- _Source records_
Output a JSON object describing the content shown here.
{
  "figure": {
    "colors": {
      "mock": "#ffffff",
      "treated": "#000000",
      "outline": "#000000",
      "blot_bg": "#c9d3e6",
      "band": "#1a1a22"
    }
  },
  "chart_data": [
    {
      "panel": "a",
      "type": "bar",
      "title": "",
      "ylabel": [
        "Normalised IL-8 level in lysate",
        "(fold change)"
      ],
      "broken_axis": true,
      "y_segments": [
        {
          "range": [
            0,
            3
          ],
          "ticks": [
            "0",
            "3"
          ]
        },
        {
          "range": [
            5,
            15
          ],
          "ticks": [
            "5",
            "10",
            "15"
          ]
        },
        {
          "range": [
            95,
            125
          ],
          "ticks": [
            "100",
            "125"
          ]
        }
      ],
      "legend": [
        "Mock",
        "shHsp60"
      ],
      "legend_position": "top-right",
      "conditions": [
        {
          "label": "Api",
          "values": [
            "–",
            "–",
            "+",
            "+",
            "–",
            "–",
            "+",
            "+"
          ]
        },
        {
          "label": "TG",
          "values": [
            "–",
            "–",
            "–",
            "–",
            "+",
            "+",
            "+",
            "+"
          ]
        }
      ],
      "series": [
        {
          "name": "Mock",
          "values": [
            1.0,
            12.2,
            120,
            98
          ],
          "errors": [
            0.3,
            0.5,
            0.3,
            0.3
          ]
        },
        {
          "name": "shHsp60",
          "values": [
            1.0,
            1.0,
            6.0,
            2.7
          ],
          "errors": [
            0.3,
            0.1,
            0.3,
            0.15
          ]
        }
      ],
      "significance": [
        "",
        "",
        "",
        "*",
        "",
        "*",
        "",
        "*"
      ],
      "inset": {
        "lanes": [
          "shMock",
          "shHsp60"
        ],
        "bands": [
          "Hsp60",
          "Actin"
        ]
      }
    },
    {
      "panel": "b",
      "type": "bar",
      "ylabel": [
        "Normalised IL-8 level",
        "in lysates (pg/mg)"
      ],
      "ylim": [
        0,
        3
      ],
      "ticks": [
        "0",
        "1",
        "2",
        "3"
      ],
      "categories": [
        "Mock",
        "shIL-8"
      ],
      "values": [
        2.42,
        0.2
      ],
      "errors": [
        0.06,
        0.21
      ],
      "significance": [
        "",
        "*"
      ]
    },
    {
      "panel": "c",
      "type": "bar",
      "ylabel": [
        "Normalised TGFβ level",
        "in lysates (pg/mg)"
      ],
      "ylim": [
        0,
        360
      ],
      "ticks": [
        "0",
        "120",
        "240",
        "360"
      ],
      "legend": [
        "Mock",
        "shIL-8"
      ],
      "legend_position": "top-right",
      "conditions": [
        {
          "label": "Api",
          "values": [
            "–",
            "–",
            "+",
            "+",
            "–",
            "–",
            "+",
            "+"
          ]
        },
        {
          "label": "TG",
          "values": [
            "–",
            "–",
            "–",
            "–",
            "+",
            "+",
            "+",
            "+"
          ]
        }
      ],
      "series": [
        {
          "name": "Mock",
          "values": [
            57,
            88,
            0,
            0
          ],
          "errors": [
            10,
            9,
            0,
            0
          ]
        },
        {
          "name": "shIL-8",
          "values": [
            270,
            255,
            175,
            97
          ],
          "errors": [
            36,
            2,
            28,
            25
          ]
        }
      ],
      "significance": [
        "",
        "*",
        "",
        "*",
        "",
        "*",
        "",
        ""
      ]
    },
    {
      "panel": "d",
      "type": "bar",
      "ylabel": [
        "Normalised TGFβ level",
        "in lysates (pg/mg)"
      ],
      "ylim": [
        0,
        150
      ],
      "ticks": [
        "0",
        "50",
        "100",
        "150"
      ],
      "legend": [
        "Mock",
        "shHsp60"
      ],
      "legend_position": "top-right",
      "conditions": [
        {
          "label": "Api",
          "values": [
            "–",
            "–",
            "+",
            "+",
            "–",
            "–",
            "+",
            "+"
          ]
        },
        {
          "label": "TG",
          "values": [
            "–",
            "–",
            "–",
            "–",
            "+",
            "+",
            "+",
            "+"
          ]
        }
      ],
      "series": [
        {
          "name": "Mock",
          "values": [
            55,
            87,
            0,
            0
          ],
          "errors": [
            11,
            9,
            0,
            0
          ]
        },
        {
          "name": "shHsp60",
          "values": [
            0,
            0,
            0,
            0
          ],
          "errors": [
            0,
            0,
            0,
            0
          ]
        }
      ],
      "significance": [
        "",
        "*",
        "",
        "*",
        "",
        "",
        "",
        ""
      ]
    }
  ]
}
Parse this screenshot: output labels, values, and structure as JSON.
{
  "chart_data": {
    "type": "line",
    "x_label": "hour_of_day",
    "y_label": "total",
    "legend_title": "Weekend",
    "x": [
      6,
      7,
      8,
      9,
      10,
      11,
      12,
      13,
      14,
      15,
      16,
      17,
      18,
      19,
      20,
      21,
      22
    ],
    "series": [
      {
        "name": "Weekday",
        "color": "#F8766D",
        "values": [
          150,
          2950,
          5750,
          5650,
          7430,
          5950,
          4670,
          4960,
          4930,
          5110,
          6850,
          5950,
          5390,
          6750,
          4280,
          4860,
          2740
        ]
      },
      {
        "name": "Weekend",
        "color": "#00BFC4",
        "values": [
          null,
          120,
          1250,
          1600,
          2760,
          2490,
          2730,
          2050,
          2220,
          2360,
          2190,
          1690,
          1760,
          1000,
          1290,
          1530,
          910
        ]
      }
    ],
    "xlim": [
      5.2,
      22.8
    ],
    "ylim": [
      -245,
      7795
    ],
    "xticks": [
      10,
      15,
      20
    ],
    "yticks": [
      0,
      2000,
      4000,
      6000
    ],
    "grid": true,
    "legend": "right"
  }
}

- _What to do_
Repeat the records above exactly.

- _Written solution_
Output a JSON object describing the content shown here.
{
  "figure": {
    "colors": {
      "mock": "#ffffff",
      "treated": "#000000",
      "outline": "#000000",
      "blot_bg": "#c9d3e6",
      "band": "#1a1a22"
    }
  },
  "chart_data": [
    {
      "panel": "a",
      "type": "bar",
      "title": "",
      "ylabel": [
        "Normalised IL-8 level in lysate",
        "(fold change)"
      ],
      "broken_axis": true,
      "y_segments": [
        {
          "range": [
            0,
            3
          ],
          "ticks": [
            "0",
            "3"
          ]
        },
        {
          "range": [
            5,
            15
          ],
          "ticks": [
            "5",
            "10",
            "15"
          ]
        },
        {
          "range": [
            95,
            125
          ],
          "ticks": [
            "100",
            "125"
          ]
        }
      ],
      "legend": [
        "Mock",
        "shHsp60"
      ],
      "legend_position": "top-right",
      "conditions": [
        {
          "label": "Api",
          "values": [
            "–",
            "–",
            "+",
            "+",
            "–",
            "–",
            "+",
            "+"
          ]
        },
        {
          "label": "TG",
          "values": [
            "–",
            "–",
            "–",
            "–",
            "+",
            "+",
            "+",
            "+"
          ]
        }
      ],
      "series": [
        {
          "name": "Mock",
          "values": [
            1.0,
            12.2,
            120,
            98
          ],
          "errors": [
            0.3,
            0.5,
            0.3,
            0.3
          ]
        },
        {
          "name": "shHsp60",
          "values": [
            1.0,
            1.0,
            6.0,
            2.7
          ],
          "errors": [
            0.3,
            0.1,
            0.3,
            0.15
          ]
        }
      ],
      "significance": [
        "",
        "",
        "",
        "*",
        "",
        "*",
        "",
        "*"
      ],
      "inset": {
        "lanes": [
          "shMock",
          "shHsp60"
        ],
        "bands": [
          "Hsp60",
          "Actin"
        ]
      }
    },
    {
      "panel": "b",
      "type": "bar",
      "ylabel": [
        "Normalised IL-8 level",
        "in lysates (pg/mg)"
      ],
      "ylim": [
        0,
        3
      ],
      "ticks": [
        "0",
        "1",
        "2",
        "3"
      ],
      "categories": [
        "Mock",
        "shIL-8"
      ],
      "values": [
        2.42,
        0.2
      ],
      "errors": [
        0.06,
        0.21
      ],
      "significance": [
        "",
        "*"
      ]
    },
    {
      "panel": "c",
      "type": "bar",
      "ylabel": [
        "Normalised TGFβ level",
        "in lysates (pg/mg)"
      ],
      "ylim": [
        0,
        360
      ],
      "ticks": [
        "0",
        "120",
        "240",
        "360"
      ],
      "legend": [
        "Mock",
        "shIL-8"
      ],
      "legend_position": "top-right",
      "conditions": [
        {
          "label": "Api",
          "values": [
            "–",
            "–",
            "+",
            "+",
            "–",
            "–",
            "+",
            "+"
          ]
        },
        {
          "label": "TG",
          "values": [
            "–",
            "–",
            "–",
            "–",
            "+",
            "+",
            "+",
            "+"
          ]
        }
      ],
      "series": [
        {
          "name": "Mock",
          "values": [
            57,
            88,
            0,
            0
          ],
          "errors": [
            10,
            9,
            0,
            0
          ]
        },
        {
          "name": "shIL-8",
          "values": [
            270,
            255,
            175,
            97
          ],
          "errors": [
            36,
            2,
            28,
            25
          ]
        }
      ],
      "significance": [
        "",
        "*",
        "",
        "*",
        "",
        "*",
        "",
        ""
      ]
    },
    {
      "panel": "d",
      "type": "bar",
      "ylabel": [
        "Normalised TGFβ level",
        "in lysates (pg/mg)"
      ],
      "ylim": [
        0,
        150
      ],
      "ticks": [
        "0",
        "50",
        "100",
        "150"
      ],
      "legend": [
        "Mock",
        "shHsp60"
      ],
      "legend_position": "top-right",
      "conditions": [
        {
          "label": "Api",
          "values": [
            "–",
            "–",
            "+",
            "+",
            "–",
            "–",
            "+",
            "+"
          ]
        },
        {
          "label": "TG",
          "values": [
            "–",
            "–",
            "–",
            "–",
            "+",
            "+",
            "+",
            "+"
          ]
        }
      ],
      "series": [
        {
          "name": "Mock",
          "values": [
            55,
            87,
            0,
            0
          ],
          "errors": [
            11,
            9,
            0,
            0
          ]
        },
        {
          "name": "shHsp60",
          "values": [
            0,
            0,
            0,
            0
          ],
          "errors": [
            0,
            0,
            0,
            0
          ]
        }
      ],
      "significance": [
        "",
        "*",
        "",
        "*",
        "",
        "",
        "",
        ""
      ]
    }
  ]
}
Parse this screenshot: output labels, values, and structure as JSON.
{
  "chart_data": {
    "type": "line",
    "x_label": "hour_of_day",
    "y_label": "total",
    "legend_title": "Weekend",
    "x": [
      6,
      7,
      8,
      9,
      10,
      11,
      12,
      13,
      14,
      15,
      16,
      17,
      18,
      19,
      20,
      21,
      22
    ],
    "series": [
      {
        "name": "Weekday",
        "color": "#F8766D",
        "values": [
          150,
          2950,
          5750,
          5650,
          7430,
          5950,
          4670,
          4960,
          4930,
          5110,
          6850,
          5950,
          5390,
          6750,
          4280,
          4860,
          2740
        ]
      },
      {
        "name": "Weekend",
        "color": "#00BFC4",
        "values": [
          null,
          120,
          1250,
          1600,
          2760,
          2490,
          2730,
          2050,
          2220,
          2360,
          2190,
          1690,
          1760,
          1000,
          1290,
          1530,
          910
        ]
      }
    ],
    "xlim": [
      5.2,
      22.8
    ],
    "ylim": [
      -245,
      7795
    ],
    "xticks": [
      10,
      15,
      20
    ],
    "yticks": [
      0,
      2000,
      4000,
      6000
    ],
    "grid": true,
    "legend": "right"
  }
}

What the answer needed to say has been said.